## What you will do
Write out every entry exactly as it appears.

──────── The records

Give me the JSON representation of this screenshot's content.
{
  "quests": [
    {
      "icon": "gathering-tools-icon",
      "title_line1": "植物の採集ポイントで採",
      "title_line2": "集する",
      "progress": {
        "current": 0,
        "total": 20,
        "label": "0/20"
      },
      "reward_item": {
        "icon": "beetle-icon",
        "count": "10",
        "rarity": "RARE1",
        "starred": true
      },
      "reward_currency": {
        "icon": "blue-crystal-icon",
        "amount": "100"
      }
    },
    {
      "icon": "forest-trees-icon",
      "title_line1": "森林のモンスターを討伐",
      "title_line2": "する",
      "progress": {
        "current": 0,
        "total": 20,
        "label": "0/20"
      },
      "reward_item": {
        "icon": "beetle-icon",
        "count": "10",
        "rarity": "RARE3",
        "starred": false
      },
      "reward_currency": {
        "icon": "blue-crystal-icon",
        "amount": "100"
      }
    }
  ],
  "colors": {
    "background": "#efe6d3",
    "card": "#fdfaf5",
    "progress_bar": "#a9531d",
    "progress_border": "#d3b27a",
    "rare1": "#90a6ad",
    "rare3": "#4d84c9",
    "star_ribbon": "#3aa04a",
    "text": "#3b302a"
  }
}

────────────────

## Solution for this problem
Give me the JSON representation of this screenshot's content.
{
  "quests": [
    {
      "icon": "gathering-tools-icon",
      "title_line1": "植物の採集ポイントで採",
      "title_line2": "集する",
      "progress": {
        "current": 0,
        "total": 20,
        "label": "0/20"
      },
      "reward_item": {
        "icon": "beetle-icon",
        "count": "10",
        "rarity": "RARE1",
        "starred": true
      },
      "reward_currency": {
        "icon": "blue-crystal-icon",
        "amount": "100"
      }
    },
    {
      "icon": "forest-trees-icon",
      "title_line1": "森林のモンスターを討伐",
      "title_line2": "する",
      "progress": {
        "current": 0,
        "total": 20,
        "label": "0/20"
      },
      "reward_item": {
        "icon": "beetle-icon",
        "count": "10",
        "rarity": "RARE3",
        "starred": false
      },
      "reward_currency": {
        "icon": "blue-crystal-icon",
        "amount": "100"
      }
    }
  ],
  "colors": {
    "background": "#efe6d3",
    "card": "#fdfaf5",
    "progress_bar": "#a9531d",
    "progress_border": "#d3b27a",
    "rare1": "#90a6ad",
    "rare3": "#4d84c9",
    "star_ribbon": "#3aa04a",
    "text": "#3b302a"
  }
}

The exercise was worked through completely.